▸ **Data excerpts**:
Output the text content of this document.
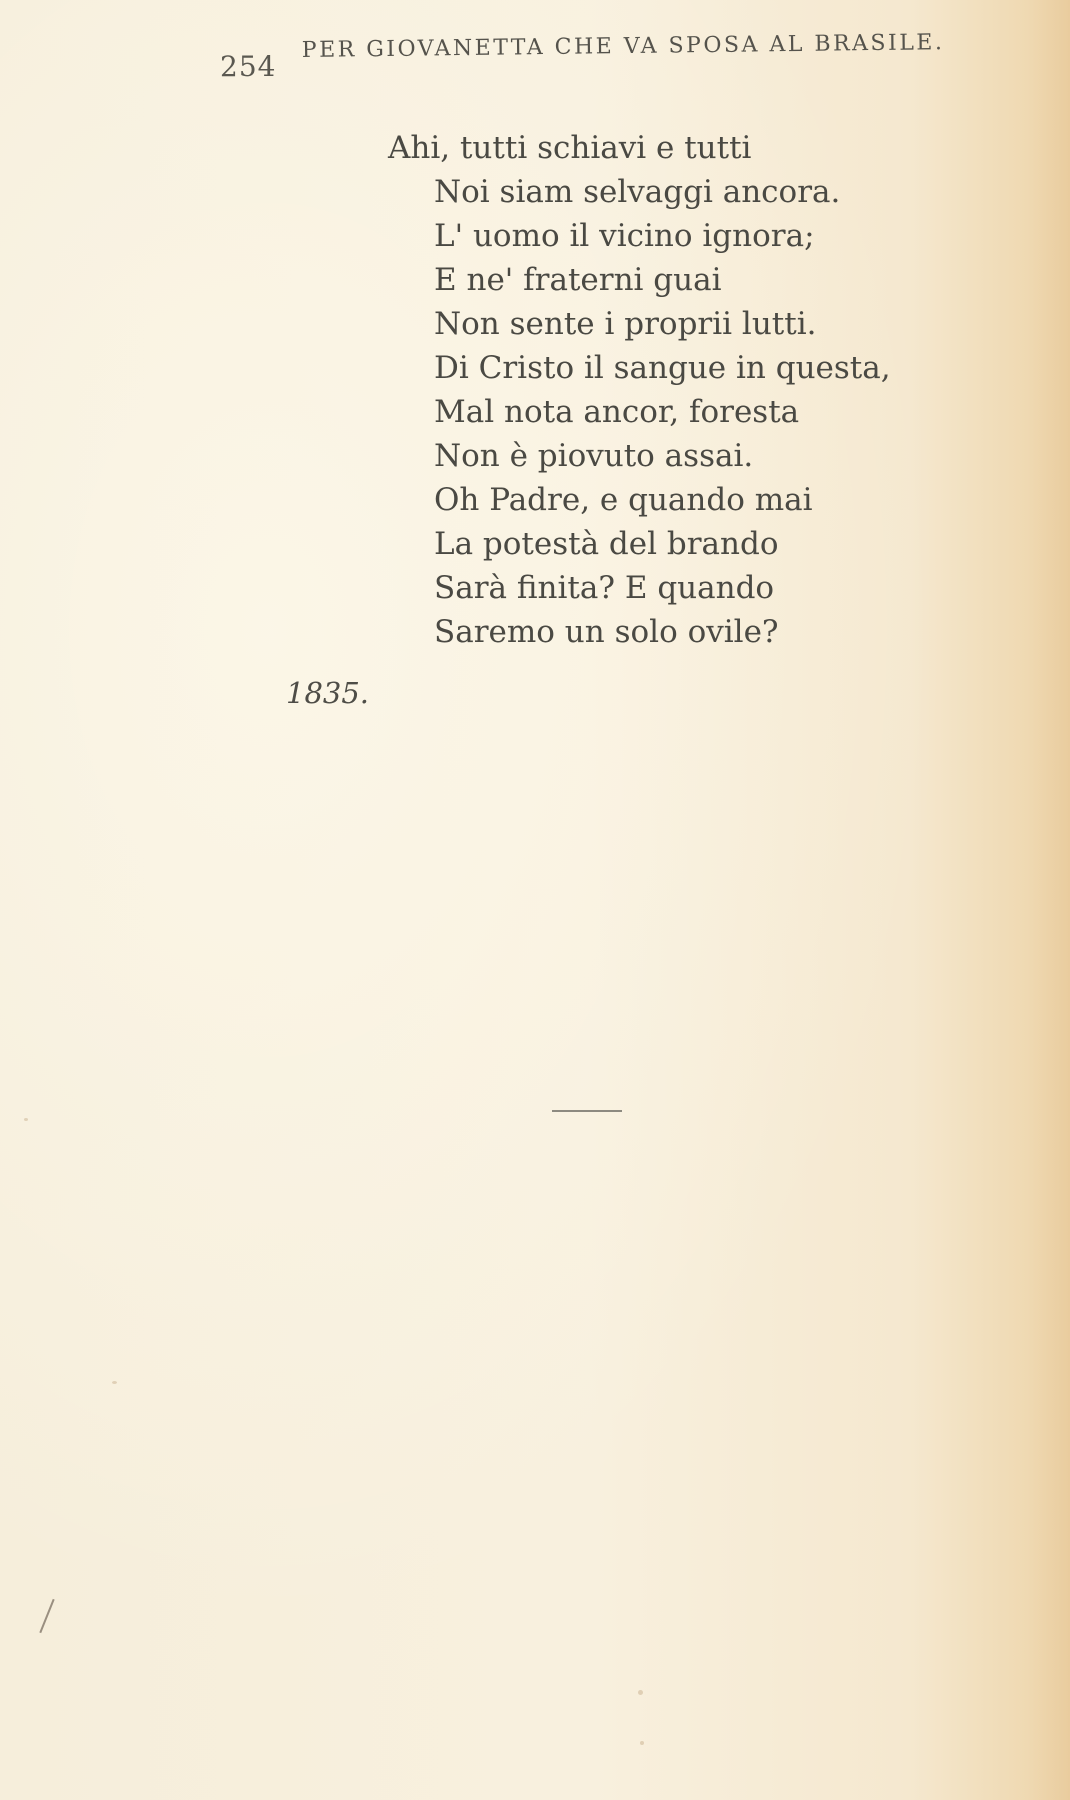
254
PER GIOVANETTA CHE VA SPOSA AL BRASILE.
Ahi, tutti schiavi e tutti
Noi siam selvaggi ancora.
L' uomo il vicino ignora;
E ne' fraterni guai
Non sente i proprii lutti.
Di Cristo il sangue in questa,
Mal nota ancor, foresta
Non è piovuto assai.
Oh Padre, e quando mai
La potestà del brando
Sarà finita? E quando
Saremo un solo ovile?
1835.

* * *

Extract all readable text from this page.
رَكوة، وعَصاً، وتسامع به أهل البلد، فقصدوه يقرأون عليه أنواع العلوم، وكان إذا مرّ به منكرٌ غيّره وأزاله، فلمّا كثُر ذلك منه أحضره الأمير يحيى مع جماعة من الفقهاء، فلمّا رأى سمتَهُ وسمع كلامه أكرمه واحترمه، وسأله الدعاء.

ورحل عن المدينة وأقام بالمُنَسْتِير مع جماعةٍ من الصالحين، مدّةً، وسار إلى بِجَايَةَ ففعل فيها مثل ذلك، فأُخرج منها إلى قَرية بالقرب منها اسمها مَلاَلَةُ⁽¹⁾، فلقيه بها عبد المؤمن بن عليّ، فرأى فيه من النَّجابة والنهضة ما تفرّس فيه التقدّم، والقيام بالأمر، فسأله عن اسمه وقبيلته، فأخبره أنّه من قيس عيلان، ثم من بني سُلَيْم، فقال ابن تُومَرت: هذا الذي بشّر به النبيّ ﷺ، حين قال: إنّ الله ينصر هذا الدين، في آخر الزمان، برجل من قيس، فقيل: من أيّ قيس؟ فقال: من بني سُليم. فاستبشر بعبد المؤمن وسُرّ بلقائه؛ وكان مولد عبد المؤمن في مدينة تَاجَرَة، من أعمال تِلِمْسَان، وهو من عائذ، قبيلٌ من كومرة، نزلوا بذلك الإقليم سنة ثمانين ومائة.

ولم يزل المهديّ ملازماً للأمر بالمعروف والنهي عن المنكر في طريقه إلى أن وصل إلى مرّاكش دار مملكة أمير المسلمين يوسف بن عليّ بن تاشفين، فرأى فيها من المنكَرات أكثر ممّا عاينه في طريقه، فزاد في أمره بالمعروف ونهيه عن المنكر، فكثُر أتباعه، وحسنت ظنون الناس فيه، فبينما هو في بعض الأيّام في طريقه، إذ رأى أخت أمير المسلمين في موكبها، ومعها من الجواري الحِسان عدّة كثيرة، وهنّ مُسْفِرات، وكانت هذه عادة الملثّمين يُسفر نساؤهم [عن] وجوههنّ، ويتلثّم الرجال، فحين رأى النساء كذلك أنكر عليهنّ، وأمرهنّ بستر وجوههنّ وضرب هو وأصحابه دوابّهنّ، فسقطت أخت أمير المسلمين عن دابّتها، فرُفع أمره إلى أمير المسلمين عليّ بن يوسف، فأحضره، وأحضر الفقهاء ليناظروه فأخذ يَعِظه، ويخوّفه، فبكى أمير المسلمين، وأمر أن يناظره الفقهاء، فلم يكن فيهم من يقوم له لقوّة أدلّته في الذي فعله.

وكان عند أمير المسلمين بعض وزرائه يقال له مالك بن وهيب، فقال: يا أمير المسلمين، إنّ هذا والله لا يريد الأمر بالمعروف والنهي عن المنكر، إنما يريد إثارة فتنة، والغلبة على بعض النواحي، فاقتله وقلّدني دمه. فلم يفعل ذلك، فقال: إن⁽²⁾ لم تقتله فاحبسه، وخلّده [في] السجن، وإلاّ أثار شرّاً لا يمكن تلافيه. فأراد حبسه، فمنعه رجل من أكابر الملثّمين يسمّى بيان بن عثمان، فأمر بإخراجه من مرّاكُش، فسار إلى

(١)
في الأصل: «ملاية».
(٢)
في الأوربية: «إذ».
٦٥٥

▸ **What is needed**: Check each line of the records above for the string "فقال", and report every line that has it.

▸ **The output**:
ورحل عن المدينة وأقام بالمُنَسْتِير مع جماعةٍ من الصالحين، مدّةً، وسار إلى بِجَايَةَ ففعل فيها مثل ذلك، فأُخرج منها إلى قَرية بالقرب منها اسمها مَلاَلَةُ⁽¹⁾، فلقيه بها عبد المؤمن بن عليّ، فرأى فيه من النَّجابة والنهضة ما تفرّس فيه التقدّم، والقيام بالأمر، فسأله عن اسمه وقبيلته، فأخبره أنّه من قيس عيلان، ثم من بني سُلَيْم، فقال ابن تُومَرت: هذا الذي بشّر به النبيّ ﷺ، حين قال: إنّ الله ينصر هذا الدين، في آخر الزمان، برجل من قيس، فقيل: من أيّ قيس؟ فقال: من بني سُليم. فاستبشر بعبد المؤمن وسُرّ بلقائه؛ وكان مولد عبد المؤمن في مدينة تَاجَرَة، من أعمال تِلِمْسَان، وهو من عائذ، قبيلٌ من كومرة، نزلوا بذلك الإقليم سنة ثمانين ومائة.
وكان عند أمير المسلمين بعض وزرائه يقال له مالك بن وهيب، فقال: يا أمير المسلمين، إنّ هذا والله لا يريد الأمر بالمعروف والنهي عن المنكر، إنما يريد إثارة فتنة، والغلبة على بعض النواحي، فاقتله وقلّدني دمه. فلم يفعل ذلك، فقال: إن⁽²⁾ لم تقتله فاحبسه، وخلّده [في] السجن، وإلاّ أثار شرّاً لا يمكن تلافيه. فأراد حبسه، فمنعه رجل من أكابر الملثّمين يسمّى بيان بن عثمان، فأمر بإخراجه من مرّاكُش، فسار إلى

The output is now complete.